Filter for the word "Changes" and keep each matching line.

Input records:
++++

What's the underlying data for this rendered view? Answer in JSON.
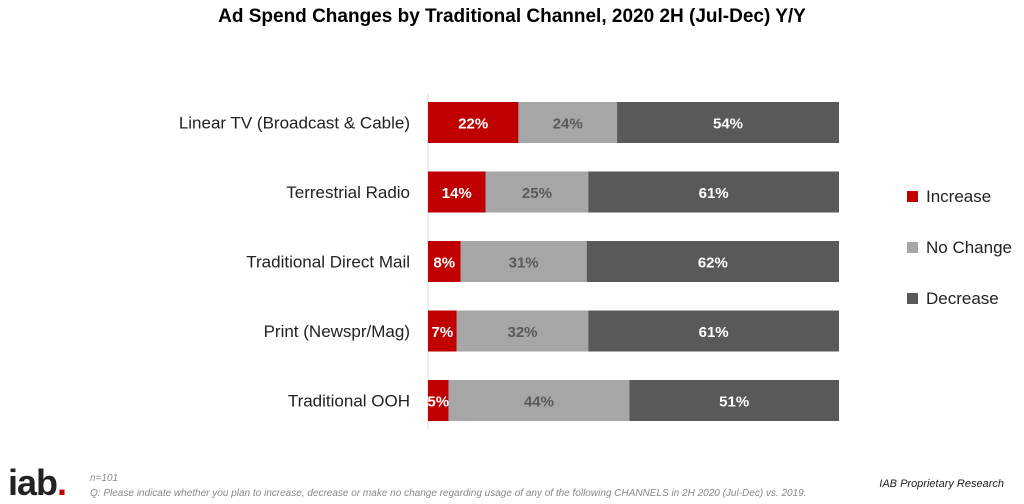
{
  "title": "Ad Spend Changes by Traditional Channel, 2020 2H (Jul-Dec) Y/Y",
  "footer": {
    "logo_text": "iab",
    "logo_dot": ".",
    "n_text": "n=101",
    "question": "Q: Please indicate whether you plan to increase, decrease or make no change regarding usage of any of the following CHANNELS in 2H 2020 (Jul-Dec) vs. 2019.",
    "source": "IAB Proprietary Research"
  },
  "colors": {
    "increase": "#c00000",
    "no_change": "#a6a6a6",
    "decrease": "#595959"
  },
  "chart_data": {
    "type": "bar",
    "orientation": "horizontal",
    "stacked": true,
    "title": "Ad Spend Changes by Traditional Channel, 2020 2H (Jul-Dec) Y/Y",
    "categories": [
      "Linear TV (Broadcast & Cable)",
      "Terrestrial Radio",
      "Traditional Direct Mail",
      "Print (Newspr/Mag)",
      "Traditional OOH"
    ],
    "series": [
      {
        "name": "Increase",
        "values": [
          22,
          14,
          8,
          7,
          5
        ],
        "labels": [
          "22%",
          "14%",
          "8%",
          "7%",
          "5%"
        ]
      },
      {
        "name": "No Change",
        "values": [
          24,
          25,
          31,
          32,
          44
        ],
        "labels": [
          "24%",
          "25%",
          "31%",
          "32%",
          "44%"
        ]
      },
      {
        "name": "Decrease",
        "values": [
          54,
          61,
          62,
          61,
          51
        ],
        "labels": [
          "54%",
          "61%",
          "62%",
          "61%",
          "51%"
        ]
      }
    ],
    "legend_position": "right",
    "grid": false
  }
}
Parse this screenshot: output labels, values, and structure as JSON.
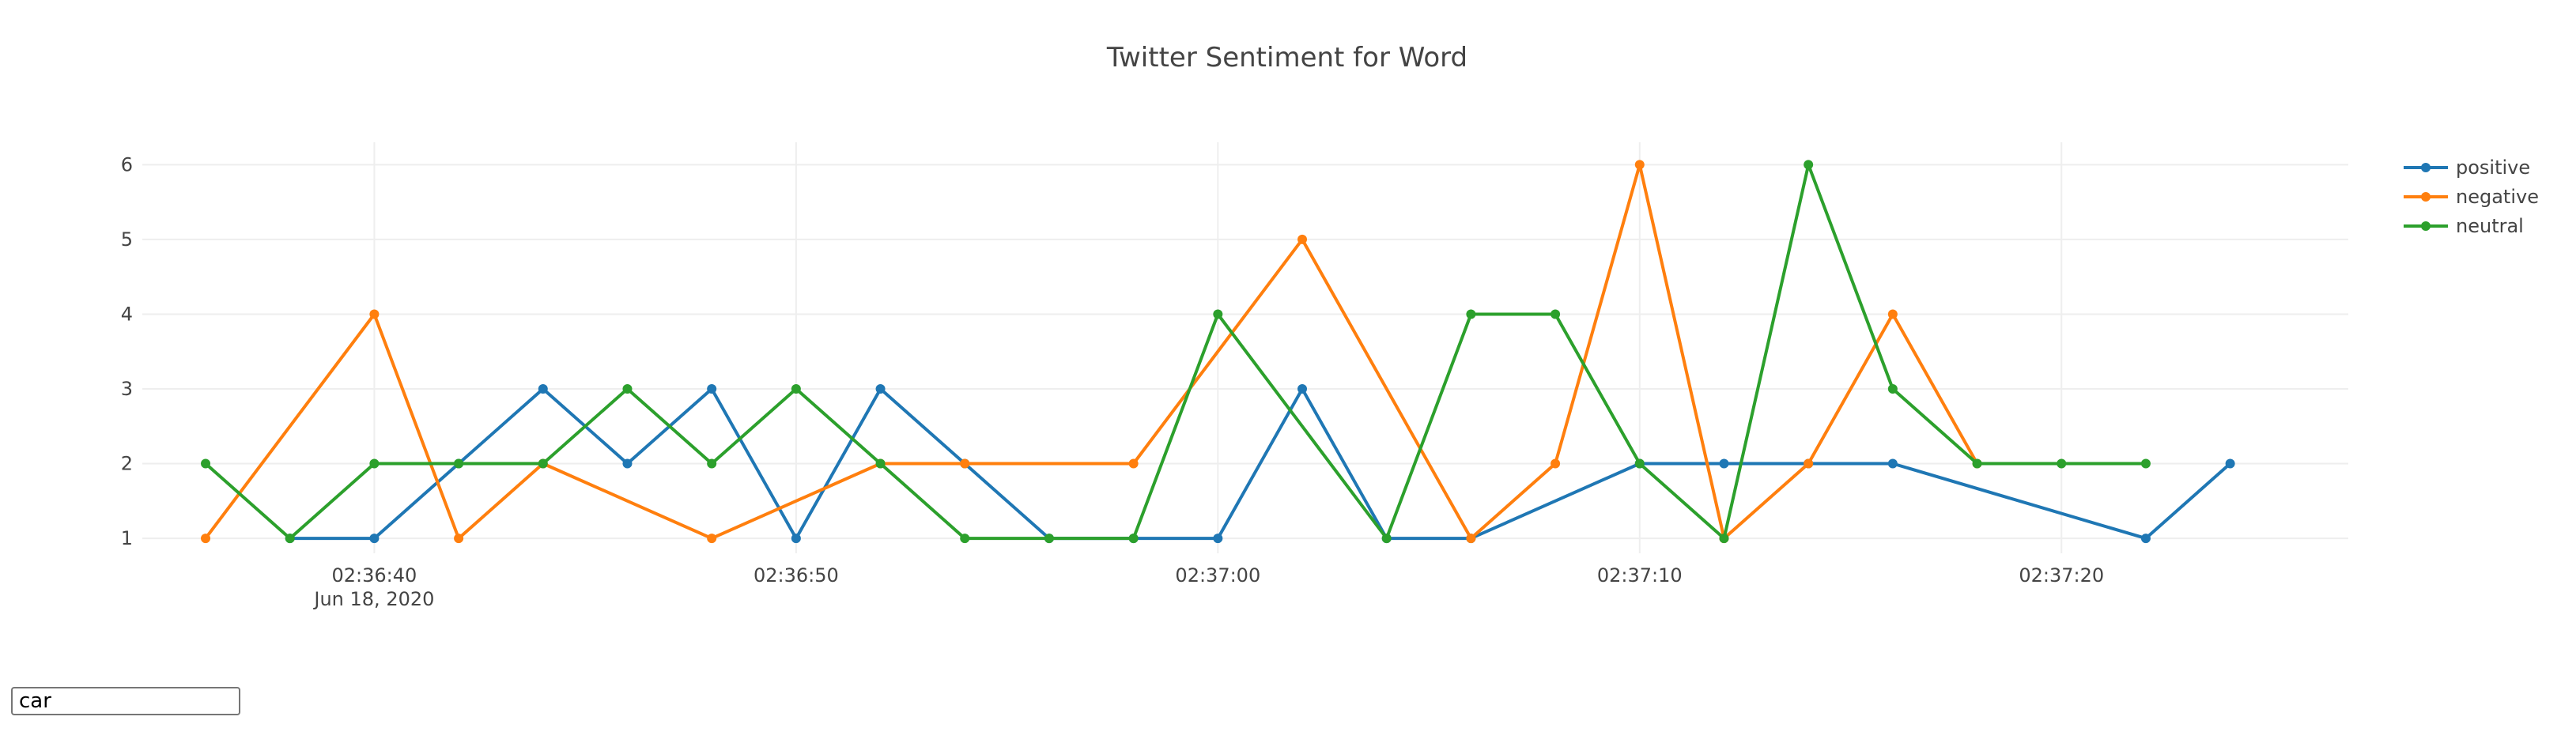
{
  "search": {
    "value": "car",
    "placeholder": ""
  },
  "chart_data": {
    "type": "line",
    "title": "Twitter Sentiment for Word",
    "xlabel": "",
    "ylabel": "",
    "x_axis_type": "time",
    "x_date_label": "Jun 18, 2020",
    "x_ticks": [
      "02:36:40",
      "02:36:50",
      "02:37:00",
      "02:37:10",
      "02:37:20"
    ],
    "ylim": [
      0.8,
      6.3
    ],
    "y_ticks": [
      1,
      2,
      3,
      4,
      5,
      6
    ],
    "grid": true,
    "legend_position": "top-right",
    "colors": {
      "positive": "#1f77b4",
      "negative": "#ff7f0e",
      "neutral": "#2ca02c"
    },
    "series": [
      {
        "name": "positive",
        "x": [
          "02:36:38",
          "02:36:40",
          "02:36:42",
          "02:36:44",
          "02:36:46",
          "02:36:48",
          "02:36:50",
          "02:36:52",
          "02:36:54",
          "02:36:56",
          "02:36:58",
          "02:37:00",
          "02:37:02",
          "02:37:04",
          "02:37:06",
          "02:37:10",
          "02:37:12",
          "02:37:14",
          "02:37:16",
          "02:37:22",
          "02:37:24"
        ],
        "values": [
          1,
          1,
          2,
          3,
          2,
          3,
          1,
          3,
          2,
          1,
          1,
          1,
          3,
          1,
          1,
          2,
          2,
          2,
          2,
          1,
          2
        ]
      },
      {
        "name": "negative",
        "x": [
          "02:36:36",
          "02:36:40",
          "02:36:42",
          "02:36:44",
          "02:36:48",
          "02:36:52",
          "02:36:54",
          "02:36:58",
          "02:37:02",
          "02:37:06",
          "02:37:08",
          "02:37:10",
          "02:37:12",
          "02:37:14",
          "02:37:16",
          "02:37:18"
        ],
        "values": [
          1,
          4,
          1,
          2,
          1,
          2,
          2,
          2,
          5,
          1,
          2,
          6,
          1,
          2,
          4,
          2
        ]
      },
      {
        "name": "neutral",
        "x": [
          "02:36:36",
          "02:36:38",
          "02:36:40",
          "02:36:42",
          "02:36:44",
          "02:36:46",
          "02:36:48",
          "02:36:50",
          "02:36:52",
          "02:36:54",
          "02:36:56",
          "02:36:58",
          "02:37:00",
          "02:37:04",
          "02:37:06",
          "02:37:08",
          "02:37:10",
          "02:37:12",
          "02:37:14",
          "02:37:16",
          "02:37:18",
          "02:37:20",
          "02:37:22"
        ],
        "values": [
          2,
          1,
          2,
          2,
          2,
          3,
          2,
          3,
          2,
          1,
          1,
          1,
          4,
          1,
          4,
          4,
          2,
          1,
          6,
          3,
          2,
          2,
          2
        ]
      }
    ]
  }
}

++++

Worked solution:
  "title": "Ad Spend Changes by Traditional Channel, 2020 2H (Jul-Dec) Y/Y",
    "title": "Ad Spend Changes by Traditional Channel, 2020 2H (Jul-Dec) Y/Y",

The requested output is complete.